- **TASK OBJECTIVE**: Faithfully return all lines, omitting every embedded picture.

[START]

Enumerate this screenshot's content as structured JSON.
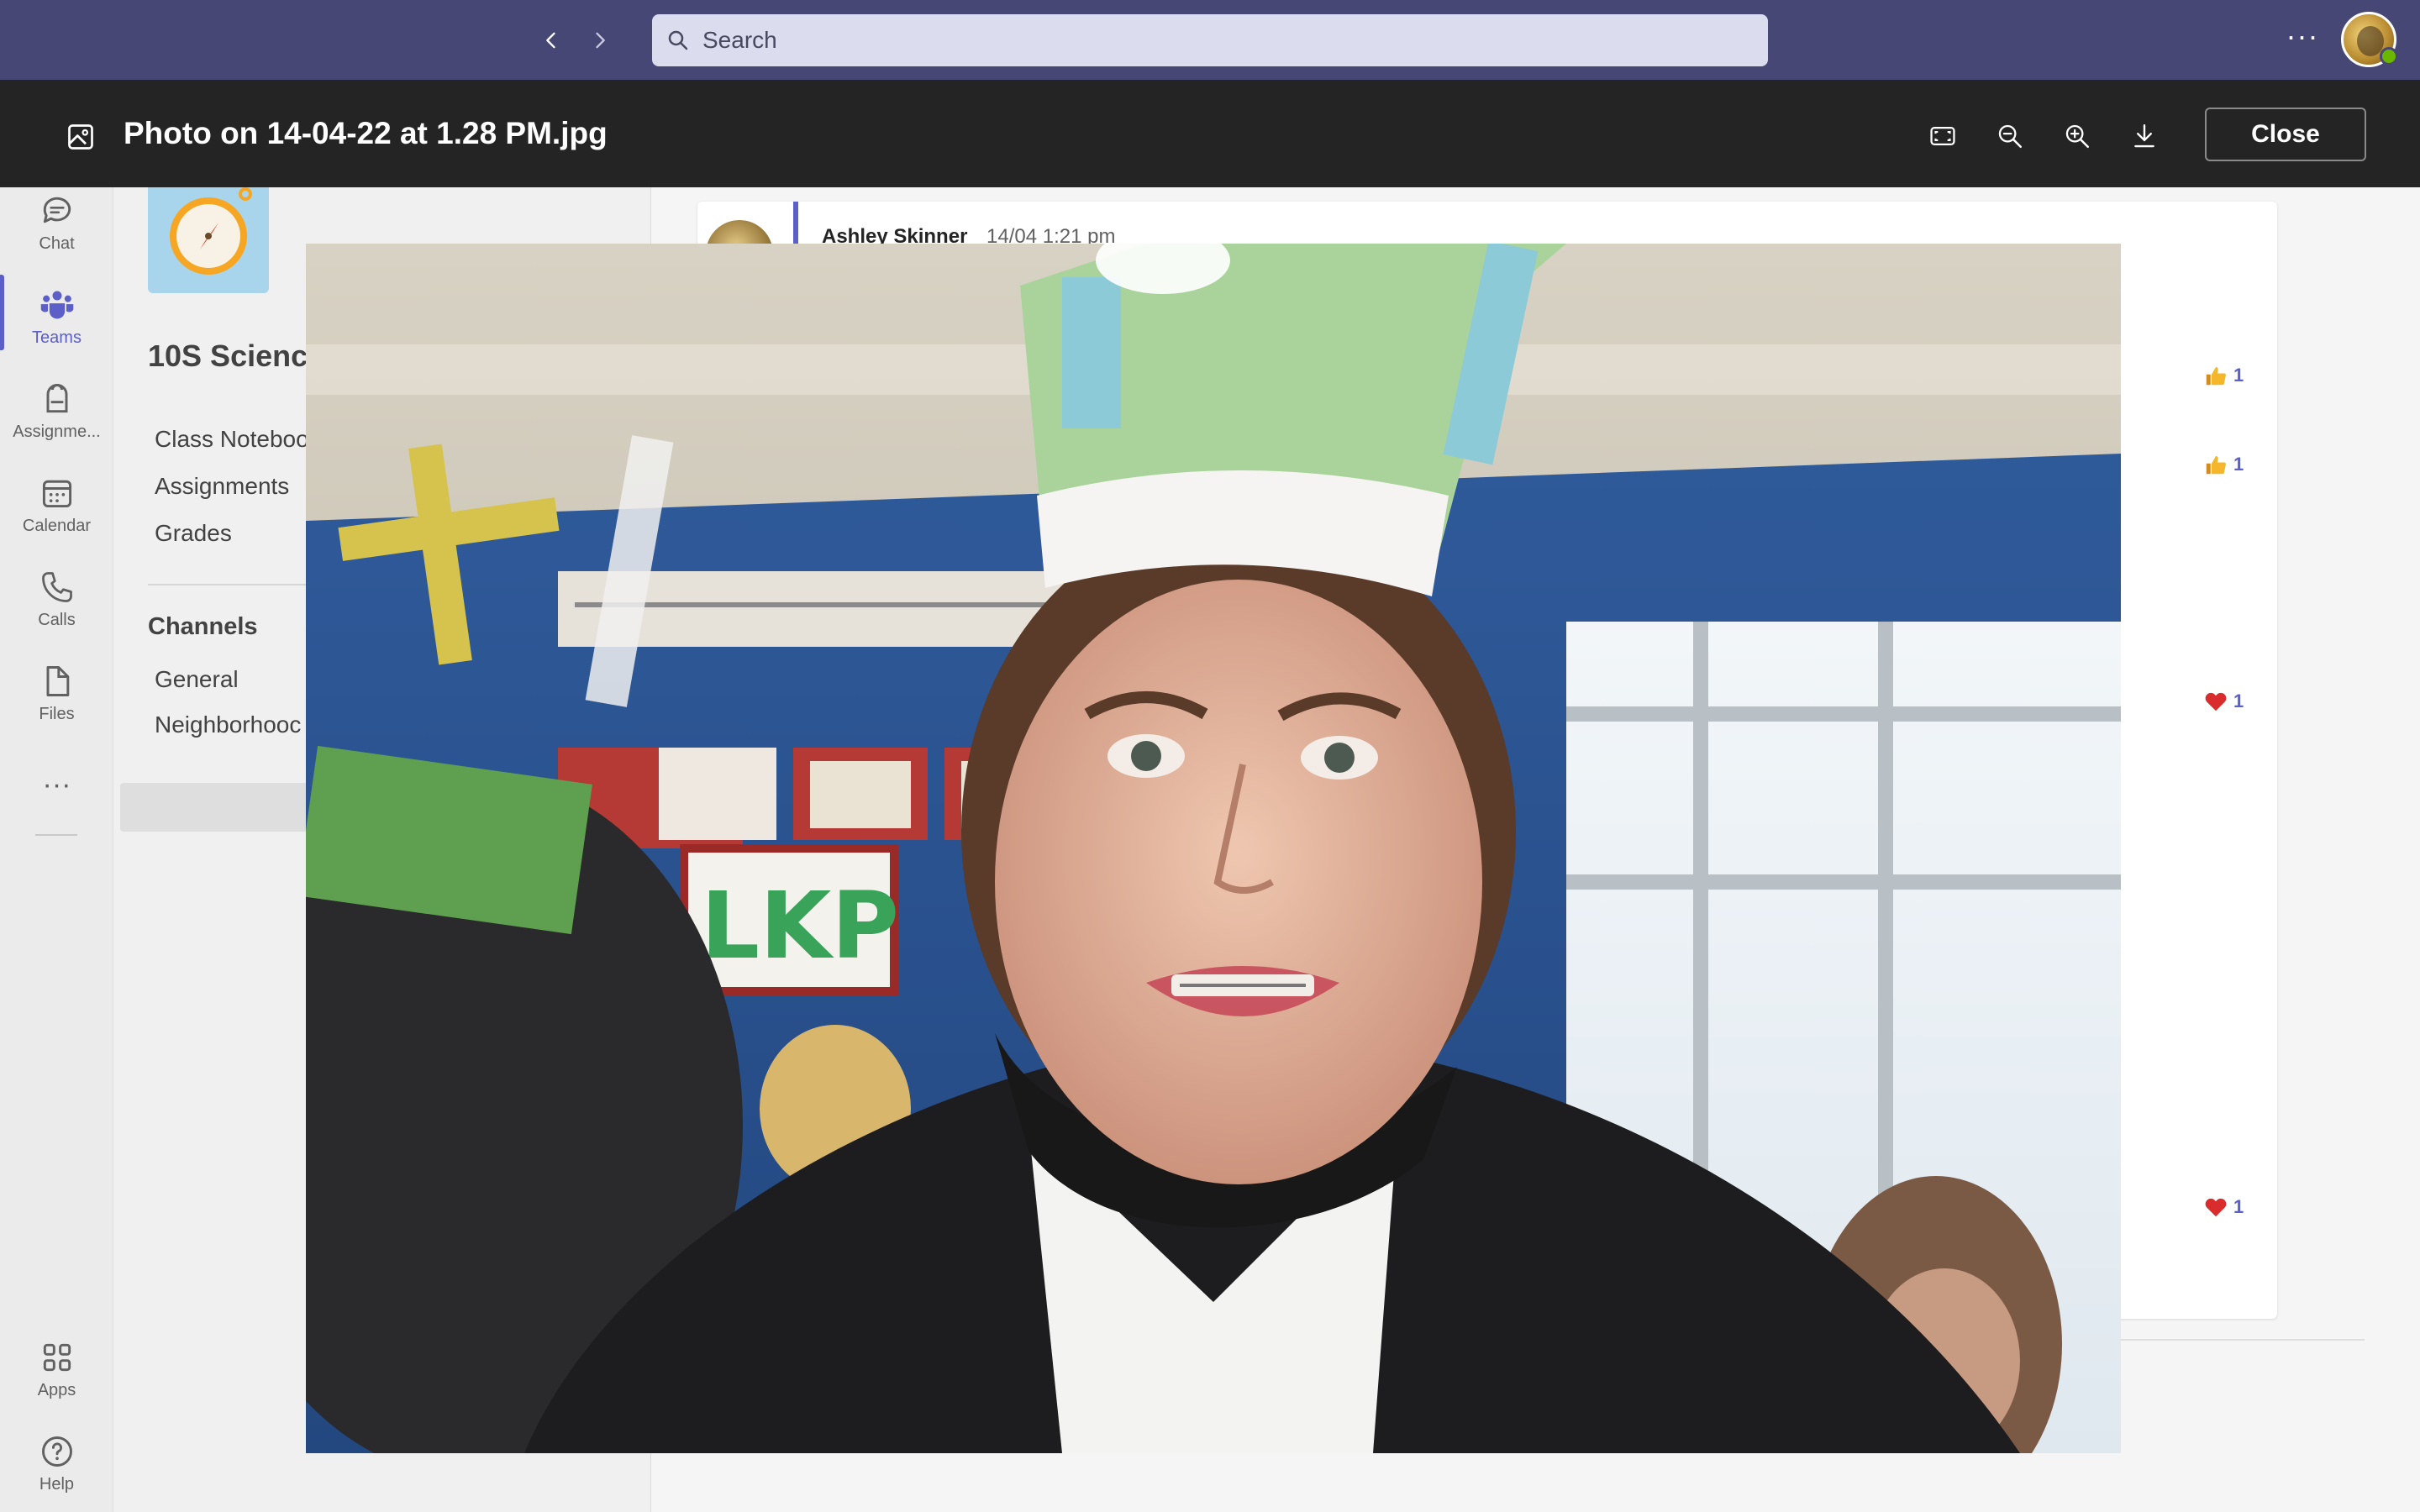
{
  "topbar": {
    "search_placeholder": "Search",
    "back_icon": "chevron-left-icon",
    "forward_icon": "chevron-right-icon",
    "more_label": "···",
    "brand_color": "#464775"
  },
  "rail": {
    "items": [
      {
        "label": "Chat",
        "icon": "chat-icon"
      },
      {
        "label": "Teams",
        "icon": "teams-icon",
        "active": true
      },
      {
        "label": "Assignme...",
        "icon": "assignments-icon"
      },
      {
        "label": "Calendar",
        "icon": "calendar-icon"
      },
      {
        "label": "Calls",
        "icon": "phone-icon"
      },
      {
        "label": "Files",
        "icon": "file-icon"
      }
    ],
    "more_label": "···",
    "bottom": [
      {
        "label": "Apps",
        "icon": "apps-icon"
      },
      {
        "label": "Help",
        "icon": "help-icon"
      }
    ],
    "accent": "#5b5fc7"
  },
  "team_panel": {
    "team_name": "10S Scienc",
    "links": [
      "Class Noteboo",
      "Assignments",
      "Grades"
    ],
    "channels_header": "Channels",
    "channels": [
      "General",
      "Neighborhooc"
    ]
  },
  "post": {
    "author": "Ashley Skinner",
    "time": "14/04 1:21 pm",
    "reactions": [
      {
        "type": "like",
        "count": "1"
      },
      {
        "type": "like",
        "count": "1"
      },
      {
        "type": "heart",
        "count": "1"
      },
      {
        "type": "heart",
        "count": "1"
      }
    ]
  },
  "viewer": {
    "title": "Photo on 14-04-22 at 1.28 PM.jpg",
    "close_label": "Close",
    "tools": [
      "fit-screen-icon",
      "zoom-out-icon",
      "zoom-in-icon",
      "download-icon"
    ]
  }
}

[END]

- **RESPONSE TO THIS EXERCISE**:
Enumerate this screenshot's content as structured JSON.
{
  "topbar": {
    "search_placeholder": "Search",
    "back_icon": "chevron-left-icon",
    "forward_icon": "chevron-right-icon",
    "more_label": "···",
    "brand_color": "#464775"
  },
  "rail": {
    "items": [
      {
        "label": "Chat",
        "icon": "chat-icon"
      },
      {
        "label": "Teams",
        "icon": "teams-icon",
        "active": true
      },
      {
        "label": "Assignme...",
        "icon": "assignments-icon"
      },
      {
        "label": "Calendar",
        "icon": "calendar-icon"
      },
      {
        "label": "Calls",
        "icon": "phone-icon"
      },
      {
        "label": "Files",
        "icon": "file-icon"
      }
    ],
    "more_label": "···",
    "bottom": [
      {
        "label": "Apps",
        "icon": "apps-icon"
      },
      {
        "label": "Help",
        "icon": "help-icon"
      }
    ],
    "accent": "#5b5fc7"
  },
  "team_panel": {
    "team_name": "10S Scienc",
    "links": [
      "Class Noteboo",
      "Assignments",
      "Grades"
    ],
    "channels_header": "Channels",
    "channels": [
      "General",
      "Neighborhooc"
    ]
  },
  "post": {
    "author": "Ashley Skinner",
    "time": "14/04 1:21 pm",
    "reactions": [
      {
        "type": "like",
        "count": "1"
      },
      {
        "type": "like",
        "count": "1"
      },
      {
        "type": "heart",
        "count": "1"
      },
      {
        "type": "heart",
        "count": "1"
      }
    ]
  },
  "viewer": {
    "title": "Photo on 14-04-22 at 1.28 PM.jpg",
    "close_label": "Close",
    "tools": [
      "fit-screen-icon",
      "zoom-out-icon",
      "zoom-in-icon",
      "download-icon"
    ]
  }
}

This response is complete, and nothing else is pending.